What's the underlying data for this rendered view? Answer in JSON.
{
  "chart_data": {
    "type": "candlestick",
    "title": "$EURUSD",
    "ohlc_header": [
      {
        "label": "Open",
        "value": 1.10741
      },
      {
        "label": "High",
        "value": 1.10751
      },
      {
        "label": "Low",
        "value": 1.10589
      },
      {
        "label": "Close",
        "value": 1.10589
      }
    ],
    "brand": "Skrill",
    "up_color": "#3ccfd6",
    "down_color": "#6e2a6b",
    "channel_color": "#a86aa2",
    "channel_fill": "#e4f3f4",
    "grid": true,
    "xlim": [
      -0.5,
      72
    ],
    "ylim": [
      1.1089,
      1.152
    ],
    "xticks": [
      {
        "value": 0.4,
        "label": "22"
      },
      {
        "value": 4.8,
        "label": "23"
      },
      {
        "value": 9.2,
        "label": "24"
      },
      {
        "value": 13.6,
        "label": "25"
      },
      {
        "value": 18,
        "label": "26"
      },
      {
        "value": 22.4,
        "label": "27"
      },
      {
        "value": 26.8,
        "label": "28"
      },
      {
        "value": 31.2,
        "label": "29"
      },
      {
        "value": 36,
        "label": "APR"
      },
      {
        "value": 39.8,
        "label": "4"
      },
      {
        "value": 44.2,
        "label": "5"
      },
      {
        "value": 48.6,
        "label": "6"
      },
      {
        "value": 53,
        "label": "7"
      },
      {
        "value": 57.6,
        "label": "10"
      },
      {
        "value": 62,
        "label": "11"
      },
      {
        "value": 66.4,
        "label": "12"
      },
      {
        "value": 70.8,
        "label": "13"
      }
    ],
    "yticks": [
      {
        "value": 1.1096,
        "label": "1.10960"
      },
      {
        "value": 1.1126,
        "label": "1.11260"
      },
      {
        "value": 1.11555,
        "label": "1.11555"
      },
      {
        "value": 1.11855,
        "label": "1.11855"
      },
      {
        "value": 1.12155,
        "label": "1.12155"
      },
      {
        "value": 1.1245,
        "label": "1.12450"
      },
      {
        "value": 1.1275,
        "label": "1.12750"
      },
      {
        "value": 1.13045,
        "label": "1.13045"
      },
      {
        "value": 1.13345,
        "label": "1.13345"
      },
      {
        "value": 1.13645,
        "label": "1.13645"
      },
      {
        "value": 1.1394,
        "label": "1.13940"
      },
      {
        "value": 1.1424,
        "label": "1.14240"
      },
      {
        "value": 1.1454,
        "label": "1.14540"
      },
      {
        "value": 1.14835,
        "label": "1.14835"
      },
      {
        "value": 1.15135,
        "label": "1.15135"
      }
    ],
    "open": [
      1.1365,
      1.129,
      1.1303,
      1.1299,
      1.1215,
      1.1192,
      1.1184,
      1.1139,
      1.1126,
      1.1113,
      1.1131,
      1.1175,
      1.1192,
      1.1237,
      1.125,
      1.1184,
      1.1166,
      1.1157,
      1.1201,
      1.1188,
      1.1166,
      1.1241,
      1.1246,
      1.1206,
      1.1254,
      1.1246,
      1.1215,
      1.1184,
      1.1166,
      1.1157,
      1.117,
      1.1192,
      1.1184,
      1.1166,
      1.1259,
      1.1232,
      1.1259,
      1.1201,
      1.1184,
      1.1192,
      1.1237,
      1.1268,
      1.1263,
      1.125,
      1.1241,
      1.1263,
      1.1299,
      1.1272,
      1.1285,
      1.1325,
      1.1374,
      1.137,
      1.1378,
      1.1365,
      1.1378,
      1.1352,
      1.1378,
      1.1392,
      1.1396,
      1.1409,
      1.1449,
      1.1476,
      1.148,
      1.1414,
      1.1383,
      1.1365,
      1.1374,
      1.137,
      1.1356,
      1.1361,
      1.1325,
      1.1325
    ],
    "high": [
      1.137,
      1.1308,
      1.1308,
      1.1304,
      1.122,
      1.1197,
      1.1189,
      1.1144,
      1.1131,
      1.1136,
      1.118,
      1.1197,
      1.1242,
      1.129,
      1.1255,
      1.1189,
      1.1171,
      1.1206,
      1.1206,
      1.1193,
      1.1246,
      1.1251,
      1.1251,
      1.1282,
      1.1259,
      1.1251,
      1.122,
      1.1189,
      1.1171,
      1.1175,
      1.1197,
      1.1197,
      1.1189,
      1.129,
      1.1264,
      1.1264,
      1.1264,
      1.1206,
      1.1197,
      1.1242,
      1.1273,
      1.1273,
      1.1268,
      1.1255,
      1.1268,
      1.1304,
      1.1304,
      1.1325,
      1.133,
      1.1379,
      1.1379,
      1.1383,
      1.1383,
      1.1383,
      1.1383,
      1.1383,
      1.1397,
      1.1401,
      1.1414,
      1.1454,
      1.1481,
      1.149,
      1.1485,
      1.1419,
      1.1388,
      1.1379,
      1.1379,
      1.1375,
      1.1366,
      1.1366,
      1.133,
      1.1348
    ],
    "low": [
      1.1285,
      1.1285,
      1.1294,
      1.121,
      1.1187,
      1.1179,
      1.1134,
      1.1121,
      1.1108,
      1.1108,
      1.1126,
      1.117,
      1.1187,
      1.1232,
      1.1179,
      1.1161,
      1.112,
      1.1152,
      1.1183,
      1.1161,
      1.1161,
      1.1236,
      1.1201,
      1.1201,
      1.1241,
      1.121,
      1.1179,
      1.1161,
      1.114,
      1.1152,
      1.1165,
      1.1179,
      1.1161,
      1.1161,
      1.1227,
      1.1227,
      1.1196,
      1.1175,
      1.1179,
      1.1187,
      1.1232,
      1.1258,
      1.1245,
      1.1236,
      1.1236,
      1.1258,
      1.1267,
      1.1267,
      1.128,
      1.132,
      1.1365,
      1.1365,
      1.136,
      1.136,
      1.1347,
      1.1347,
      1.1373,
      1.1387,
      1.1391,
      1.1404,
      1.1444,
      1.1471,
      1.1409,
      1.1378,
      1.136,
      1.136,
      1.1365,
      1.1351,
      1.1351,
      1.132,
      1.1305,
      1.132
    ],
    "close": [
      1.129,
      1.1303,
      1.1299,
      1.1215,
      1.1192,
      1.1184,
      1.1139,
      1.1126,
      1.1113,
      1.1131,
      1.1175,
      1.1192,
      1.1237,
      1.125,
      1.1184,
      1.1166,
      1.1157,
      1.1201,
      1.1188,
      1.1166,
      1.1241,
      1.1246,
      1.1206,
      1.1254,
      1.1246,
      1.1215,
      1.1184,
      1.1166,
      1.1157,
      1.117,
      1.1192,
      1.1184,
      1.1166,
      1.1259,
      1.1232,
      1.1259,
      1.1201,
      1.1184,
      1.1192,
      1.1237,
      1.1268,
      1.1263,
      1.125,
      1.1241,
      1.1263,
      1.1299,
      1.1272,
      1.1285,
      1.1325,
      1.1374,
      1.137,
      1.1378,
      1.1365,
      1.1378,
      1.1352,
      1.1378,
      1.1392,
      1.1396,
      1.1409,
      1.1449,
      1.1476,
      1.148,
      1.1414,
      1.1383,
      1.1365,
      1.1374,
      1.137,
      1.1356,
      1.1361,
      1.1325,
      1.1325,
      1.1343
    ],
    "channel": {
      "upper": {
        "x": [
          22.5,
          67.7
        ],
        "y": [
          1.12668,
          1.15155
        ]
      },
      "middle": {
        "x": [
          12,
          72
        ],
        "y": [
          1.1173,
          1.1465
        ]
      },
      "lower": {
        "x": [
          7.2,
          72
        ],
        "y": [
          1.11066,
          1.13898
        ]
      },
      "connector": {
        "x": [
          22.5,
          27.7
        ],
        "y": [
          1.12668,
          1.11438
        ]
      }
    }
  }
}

......

- **GIVEN REQUEST**
Give the entries again in full, exactly as they are written.

- **REPLY TO THE EXERCISE**
What's the underlying data for this rendered view? Answer in JSON.
{
  "chart_data": {
    "type": "candlestick",
    "title": "$EURUSD",
    "ohlc_header": [
      {
        "label": "Open",
        "value": 1.10741
      },
      {
        "label": "High",
        "value": 1.10751
      },
      {
        "label": "Low",
        "value": 1.10589
      },
      {
        "label": "Close",
        "value": 1.10589
      }
    ],
    "brand": "Skrill",
    "up_color": "#3ccfd6",
    "down_color": "#6e2a6b",
    "channel_color": "#a86aa2",
    "channel_fill": "#e4f3f4",
    "grid": true,
    "xlim": [
      -0.5,
      72
    ],
    "ylim": [
      1.1089,
      1.152
    ],
    "xticks": [
      {
        "value": 0.4,
        "label": "22"
      },
      {
        "value": 4.8,
        "label": "23"
      },
      {
        "value": 9.2,
        "label": "24"
      },
      {
        "value": 13.6,
        "label": "25"
      },
      {
        "value": 18,
        "label": "26"
      },
      {
        "value": 22.4,
        "label": "27"
      },
      {
        "value": 26.8,
        "label": "28"
      },
      {
        "value": 31.2,
        "label": "29"
      },
      {
        "value": 36,
        "label": "APR"
      },
      {
        "value": 39.8,
        "label": "4"
      },
      {
        "value": 44.2,
        "label": "5"
      },
      {
        "value": 48.6,
        "label": "6"
      },
      {
        "value": 53,
        "label": "7"
      },
      {
        "value": 57.6,
        "label": "10"
      },
      {
        "value": 62,
        "label": "11"
      },
      {
        "value": 66.4,
        "label": "12"
      },
      {
        "value": 70.8,
        "label": "13"
      }
    ],
    "yticks": [
      {
        "value": 1.1096,
        "label": "1.10960"
      },
      {
        "value": 1.1126,
        "label": "1.11260"
      },
      {
        "value": 1.11555,
        "label": "1.11555"
      },
      {
        "value": 1.11855,
        "label": "1.11855"
      },
      {
        "value": 1.12155,
        "label": "1.12155"
      },
      {
        "value": 1.1245,
        "label": "1.12450"
      },
      {
        "value": 1.1275,
        "label": "1.12750"
      },
      {
        "value": 1.13045,
        "label": "1.13045"
      },
      {
        "value": 1.13345,
        "label": "1.13345"
      },
      {
        "value": 1.13645,
        "label": "1.13645"
      },
      {
        "value": 1.1394,
        "label": "1.13940"
      },
      {
        "value": 1.1424,
        "label": "1.14240"
      },
      {
        "value": 1.1454,
        "label": "1.14540"
      },
      {
        "value": 1.14835,
        "label": "1.14835"
      },
      {
        "value": 1.15135,
        "label": "1.15135"
      }
    ],
    "open": [
      1.1365,
      1.129,
      1.1303,
      1.1299,
      1.1215,
      1.1192,
      1.1184,
      1.1139,
      1.1126,
      1.1113,
      1.1131,
      1.1175,
      1.1192,
      1.1237,
      1.125,
      1.1184,
      1.1166,
      1.1157,
      1.1201,
      1.1188,
      1.1166,
      1.1241,
      1.1246,
      1.1206,
      1.1254,
      1.1246,
      1.1215,
      1.1184,
      1.1166,
      1.1157,
      1.117,
      1.1192,
      1.1184,
      1.1166,
      1.1259,
      1.1232,
      1.1259,
      1.1201,
      1.1184,
      1.1192,
      1.1237,
      1.1268,
      1.1263,
      1.125,
      1.1241,
      1.1263,
      1.1299,
      1.1272,
      1.1285,
      1.1325,
      1.1374,
      1.137,
      1.1378,
      1.1365,
      1.1378,
      1.1352,
      1.1378,
      1.1392,
      1.1396,
      1.1409,
      1.1449,
      1.1476,
      1.148,
      1.1414,
      1.1383,
      1.1365,
      1.1374,
      1.137,
      1.1356,
      1.1361,
      1.1325,
      1.1325
    ],
    "high": [
      1.137,
      1.1308,
      1.1308,
      1.1304,
      1.122,
      1.1197,
      1.1189,
      1.1144,
      1.1131,
      1.1136,
      1.118,
      1.1197,
      1.1242,
      1.129,
      1.1255,
      1.1189,
      1.1171,
      1.1206,
      1.1206,
      1.1193,
      1.1246,
      1.1251,
      1.1251,
      1.1282,
      1.1259,
      1.1251,
      1.122,
      1.1189,
      1.1171,
      1.1175,
      1.1197,
      1.1197,
      1.1189,
      1.129,
      1.1264,
      1.1264,
      1.1264,
      1.1206,
      1.1197,
      1.1242,
      1.1273,
      1.1273,
      1.1268,
      1.1255,
      1.1268,
      1.1304,
      1.1304,
      1.1325,
      1.133,
      1.1379,
      1.1379,
      1.1383,
      1.1383,
      1.1383,
      1.1383,
      1.1383,
      1.1397,
      1.1401,
      1.1414,
      1.1454,
      1.1481,
      1.149,
      1.1485,
      1.1419,
      1.1388,
      1.1379,
      1.1379,
      1.1375,
      1.1366,
      1.1366,
      1.133,
      1.1348
    ],
    "low": [
      1.1285,
      1.1285,
      1.1294,
      1.121,
      1.1187,
      1.1179,
      1.1134,
      1.1121,
      1.1108,
      1.1108,
      1.1126,
      1.117,
      1.1187,
      1.1232,
      1.1179,
      1.1161,
      1.112,
      1.1152,
      1.1183,
      1.1161,
      1.1161,
      1.1236,
      1.1201,
      1.1201,
      1.1241,
      1.121,
      1.1179,
      1.1161,
      1.114,
      1.1152,
      1.1165,
      1.1179,
      1.1161,
      1.1161,
      1.1227,
      1.1227,
      1.1196,
      1.1175,
      1.1179,
      1.1187,
      1.1232,
      1.1258,
      1.1245,
      1.1236,
      1.1236,
      1.1258,
      1.1267,
      1.1267,
      1.128,
      1.132,
      1.1365,
      1.1365,
      1.136,
      1.136,
      1.1347,
      1.1347,
      1.1373,
      1.1387,
      1.1391,
      1.1404,
      1.1444,
      1.1471,
      1.1409,
      1.1378,
      1.136,
      1.136,
      1.1365,
      1.1351,
      1.1351,
      1.132,
      1.1305,
      1.132
    ],
    "close": [
      1.129,
      1.1303,
      1.1299,
      1.1215,
      1.1192,
      1.1184,
      1.1139,
      1.1126,
      1.1113,
      1.1131,
      1.1175,
      1.1192,
      1.1237,
      1.125,
      1.1184,
      1.1166,
      1.1157,
      1.1201,
      1.1188,
      1.1166,
      1.1241,
      1.1246,
      1.1206,
      1.1254,
      1.1246,
      1.1215,
      1.1184,
      1.1166,
      1.1157,
      1.117,
      1.1192,
      1.1184,
      1.1166,
      1.1259,
      1.1232,
      1.1259,
      1.1201,
      1.1184,
      1.1192,
      1.1237,
      1.1268,
      1.1263,
      1.125,
      1.1241,
      1.1263,
      1.1299,
      1.1272,
      1.1285,
      1.1325,
      1.1374,
      1.137,
      1.1378,
      1.1365,
      1.1378,
      1.1352,
      1.1378,
      1.1392,
      1.1396,
      1.1409,
      1.1449,
      1.1476,
      1.148,
      1.1414,
      1.1383,
      1.1365,
      1.1374,
      1.137,
      1.1356,
      1.1361,
      1.1325,
      1.1325,
      1.1343
    ],
    "channel": {
      "upper": {
        "x": [
          22.5,
          67.7
        ],
        "y": [
          1.12668,
          1.15155
        ]
      },
      "middle": {
        "x": [
          12,
          72
        ],
        "y": [
          1.1173,
          1.1465
        ]
      },
      "lower": {
        "x": [
          7.2,
          72
        ],
        "y": [
          1.11066,
          1.13898
        ]
      },
      "connector": {
        "x": [
          22.5,
          27.7
        ],
        "y": [
          1.12668,
          1.11438
        ]
      }
    }
  }
}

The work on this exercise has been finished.